What you will do: Take every line that has the string "JSON" and copy it out.

Records from a data source
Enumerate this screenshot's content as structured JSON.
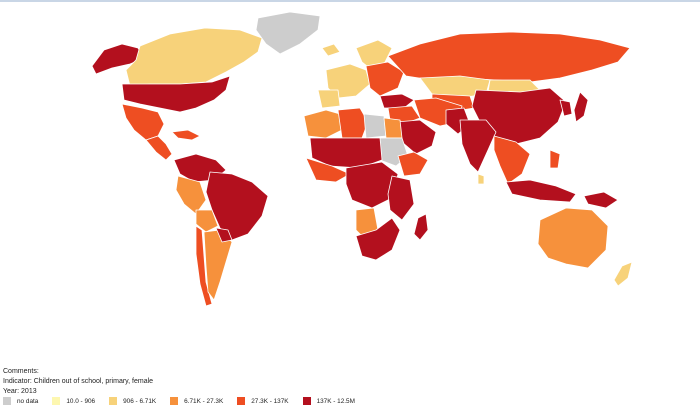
{
  "comments_label": "Comments:",
  "indicator_line": "Indicator: Children out of school, primary, female",
  "year_line": "Year: 2013",
  "legend": [
    {
      "label": "no data",
      "color": "#cdcdcd"
    },
    {
      "label": "10.0 - 906",
      "color": "#fdf7b0"
    },
    {
      "label": "906 - 6.71K",
      "color": "#f7d27a"
    },
    {
      "label": "6.71K - 27.3K",
      "color": "#f6913c"
    },
    {
      "label": "27.3K - 137K",
      "color": "#ee4e22"
    },
    {
      "label": "137K - 12.5M",
      "color": "#b3101e"
    }
  ],
  "regions": [
    {
      "name": "alaska",
      "cls": 5
    },
    {
      "name": "canada",
      "cls": 2
    },
    {
      "name": "greenland",
      "cls": 0
    },
    {
      "name": "usa",
      "cls": 5
    },
    {
      "name": "mexico",
      "cls": 4
    },
    {
      "name": "central-america",
      "cls": 4
    },
    {
      "name": "caribbean",
      "cls": 4
    },
    {
      "name": "colombia-venezuela",
      "cls": 5
    },
    {
      "name": "brazil",
      "cls": 5
    },
    {
      "name": "peru",
      "cls": 3
    },
    {
      "name": "bolivia",
      "cls": 3
    },
    {
      "name": "chile",
      "cls": 4
    },
    {
      "name": "argentina",
      "cls": 3
    },
    {
      "name": "paraguay",
      "cls": 5
    },
    {
      "name": "iceland",
      "cls": 2
    },
    {
      "name": "scandinavia",
      "cls": 2
    },
    {
      "name": "western-europe",
      "cls": 2
    },
    {
      "name": "iberia",
      "cls": 2
    },
    {
      "name": "eastern-europe",
      "cls": 4
    },
    {
      "name": "russia",
      "cls": 4
    },
    {
      "name": "kazakhstan",
      "cls": 2
    },
    {
      "name": "central-asia",
      "cls": 4
    },
    {
      "name": "mongolia",
      "cls": 2
    },
    {
      "name": "china",
      "cls": 5
    },
    {
      "name": "korea",
      "cls": 5
    },
    {
      "name": "japan",
      "cls": 5
    },
    {
      "name": "turkey",
      "cls": 5
    },
    {
      "name": "middle-east",
      "cls": 4
    },
    {
      "name": "arabia",
      "cls": 5
    },
    {
      "name": "iran-afghanistan",
      "cls": 4
    },
    {
      "name": "pakistan",
      "cls": 5
    },
    {
      "name": "india",
      "cls": 5
    },
    {
      "name": "southeast-asia",
      "cls": 4
    },
    {
      "name": "indonesia",
      "cls": 5
    },
    {
      "name": "philippines",
      "cls": 4
    },
    {
      "name": "papua",
      "cls": 5
    },
    {
      "name": "north-africa-west",
      "cls": 3
    },
    {
      "name": "algeria",
      "cls": 4
    },
    {
      "name": "libya",
      "cls": 0
    },
    {
      "name": "egypt",
      "cls": 3
    },
    {
      "name": "sudan",
      "cls": 0
    },
    {
      "name": "sahel",
      "cls": 5
    },
    {
      "name": "west-africa",
      "cls": 4
    },
    {
      "name": "central-africa",
      "cls": 5
    },
    {
      "name": "horn-of-africa",
      "cls": 4
    },
    {
      "name": "east-africa",
      "cls": 5
    },
    {
      "name": "southern-africa",
      "cls": 5
    },
    {
      "name": "namibia-botswana",
      "cls": 3
    },
    {
      "name": "madagascar",
      "cls": 5
    },
    {
      "name": "australia",
      "cls": 3
    },
    {
      "name": "new-zealand",
      "cls": 2
    },
    {
      "name": "sri-lanka",
      "cls": 2
    }
  ]
}
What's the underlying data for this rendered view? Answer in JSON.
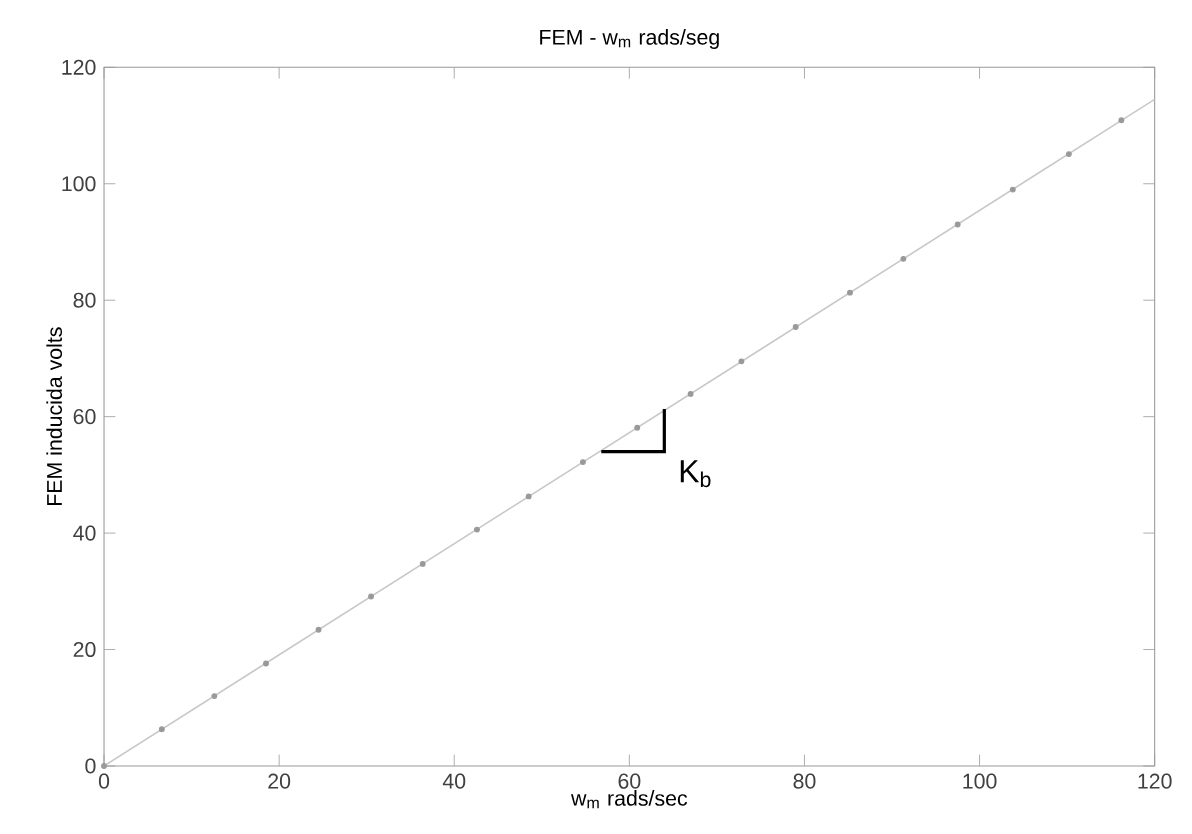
{
  "chart_data": {
    "type": "line",
    "title": "FEM - w$_{m}$ rads/seg",
    "xlabel": "w$_{m}$ rads/sec",
    "ylabel": "FEM inducida volts",
    "series": [
      {
        "color": "#c8c8c8",
        "marker": "none",
        "x": [
          0,
          120
        ],
        "values": [
          0,
          114.5
        ]
      },
      {
        "type": "scatter",
        "color": "#999999",
        "marker": "circle",
        "x": [
          0,
          6.6,
          12.6,
          18.5,
          24.5,
          30.5,
          36.4,
          42.6,
          48.5,
          54.7,
          60.9,
          67.0,
          72.8,
          79.0,
          85.2,
          91.3,
          97.5,
          103.8,
          110.2,
          116.2
        ],
        "values": [
          0,
          6.3,
          12.0,
          17.6,
          23.4,
          29.1,
          34.7,
          40.6,
          46.3,
          52.2,
          58.1,
          63.9,
          69.5,
          75.4,
          81.3,
          87.1,
          93.0,
          99.0,
          105.1,
          110.9
        ]
      }
    ],
    "annotations": [
      "K$_{b}$"
    ],
    "xlim": [
      0,
      120
    ],
    "ylim": [
      0,
      120
    ],
    "xticks": [
      0,
      20,
      40,
      60,
      80,
      100,
      120
    ],
    "yticks": [
      0,
      20,
      40,
      60,
      80,
      100,
      120
    ],
    "grid": false
  }
}
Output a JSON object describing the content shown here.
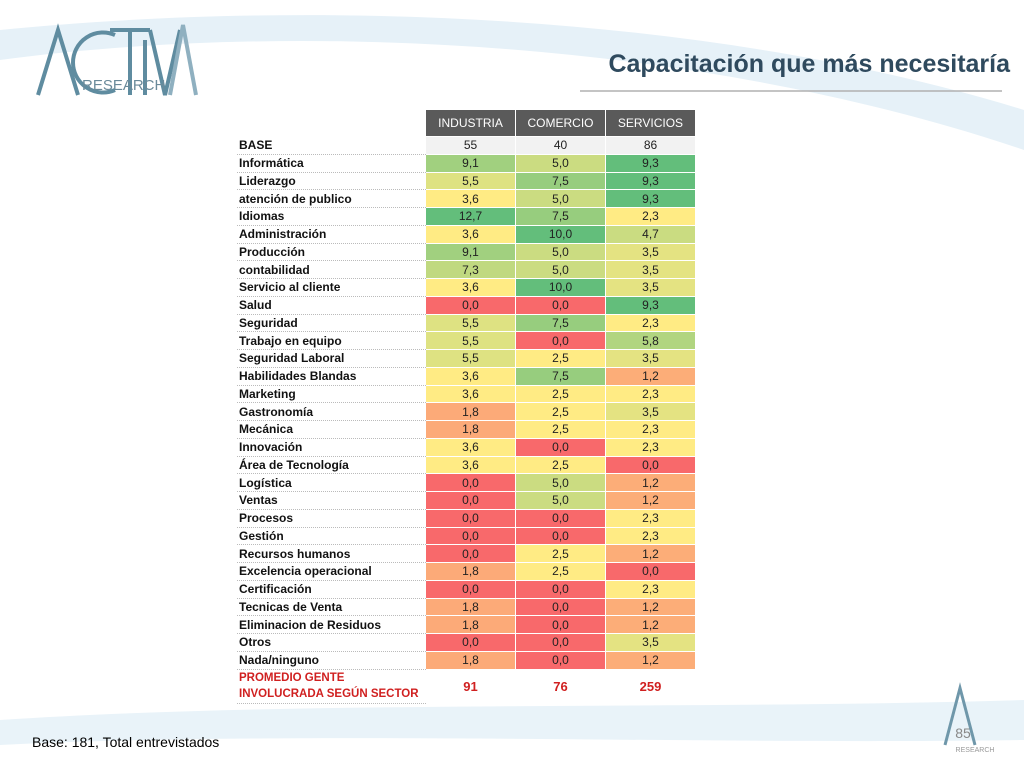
{
  "header": {
    "logo_text": "RESEARCH",
    "title": "Capacitación que más necesitaría"
  },
  "table": {
    "columns": [
      "INDUSTRIA",
      "COMERCIO",
      "SERVICIOS"
    ],
    "base": {
      "label": "BASE",
      "values": [
        "55",
        "40",
        "86"
      ]
    },
    "rows": [
      {
        "label": "Informática",
        "values": [
          "9,1",
          "5,0",
          "9,3"
        ]
      },
      {
        "label": "Liderazgo",
        "values": [
          "5,5",
          "7,5",
          "9,3"
        ]
      },
      {
        "label": "atención de publico",
        "values": [
          "3,6",
          "5,0",
          "9,3"
        ]
      },
      {
        "label": "Idiomas",
        "values": [
          "12,7",
          "7,5",
          "2,3"
        ]
      },
      {
        "label": "Administración",
        "values": [
          "3,6",
          "10,0",
          "4,7"
        ]
      },
      {
        "label": "Producción",
        "values": [
          "9,1",
          "5,0",
          "3,5"
        ]
      },
      {
        "label": "contabilidad",
        "values": [
          "7,3",
          "5,0",
          "3,5"
        ]
      },
      {
        "label": "Servicio al cliente",
        "values": [
          "3,6",
          "10,0",
          "3,5"
        ]
      },
      {
        "label": "Salud",
        "values": [
          "0,0",
          "0,0",
          "9,3"
        ]
      },
      {
        "label": "Seguridad",
        "values": [
          "5,5",
          "7,5",
          "2,3"
        ]
      },
      {
        "label": "Trabajo en equipo",
        "values": [
          "5,5",
          "0,0",
          "5,8"
        ]
      },
      {
        "label": "Seguridad Laboral",
        "values": [
          "5,5",
          "2,5",
          "3,5"
        ]
      },
      {
        "label": "Habilidades Blandas",
        "values": [
          "3,6",
          "7,5",
          "1,2"
        ]
      },
      {
        "label": "Marketing",
        "values": [
          "3,6",
          "2,5",
          "2,3"
        ]
      },
      {
        "label": "Gastronomía",
        "values": [
          "1,8",
          "2,5",
          "3,5"
        ]
      },
      {
        "label": "Mecánica",
        "values": [
          "1,8",
          "2,5",
          "2,3"
        ]
      },
      {
        "label": "Innovación",
        "values": [
          "3,6",
          "0,0",
          "2,3"
        ]
      },
      {
        "label": "Área de Tecnología",
        "values": [
          "3,6",
          "2,5",
          "0,0"
        ]
      },
      {
        "label": "Logística",
        "values": [
          "0,0",
          "5,0",
          "1,2"
        ]
      },
      {
        "label": "Ventas",
        "values": [
          "0,0",
          "5,0",
          "1,2"
        ]
      },
      {
        "label": "Procesos",
        "values": [
          "0,0",
          "0,0",
          "2,3"
        ]
      },
      {
        "label": "Gestión",
        "values": [
          "0,0",
          "0,0",
          "2,3"
        ]
      },
      {
        "label": "Recursos humanos",
        "values": [
          "0,0",
          "2,5",
          "1,2"
        ]
      },
      {
        "label": "Excelencia operacional",
        "values": [
          "1,8",
          "2,5",
          "0,0"
        ]
      },
      {
        "label": "Certificación",
        "values": [
          "0,0",
          "0,0",
          "2,3"
        ]
      },
      {
        "label": "Tecnicas de Venta",
        "values": [
          "1,8",
          "0,0",
          "1,2"
        ]
      },
      {
        "label": "Eliminacion de Residuos",
        "values": [
          "1,8",
          "0,0",
          "1,2"
        ]
      },
      {
        "label": "Otros",
        "values": [
          "0,0",
          "0,0",
          "3,5"
        ]
      },
      {
        "label": "Nada/ninguno",
        "values": [
          "1,8",
          "0,0",
          "1,2"
        ]
      }
    ],
    "total": {
      "label": "PROMEDIO GENTE INVOLUCRADA SEGÚN SECTOR",
      "values": [
        "91",
        "76",
        "259"
      ]
    }
  },
  "footer": {
    "note": "Base: 181, Total entrevistados",
    "page": "85",
    "logo_text": "RESEARCH"
  }
}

Reply:
Enumerate this screenshot's content as structured JSON.
What's the underlying data for this rendered view? Answer in JSON.
Output a JSON object describing the content shown here.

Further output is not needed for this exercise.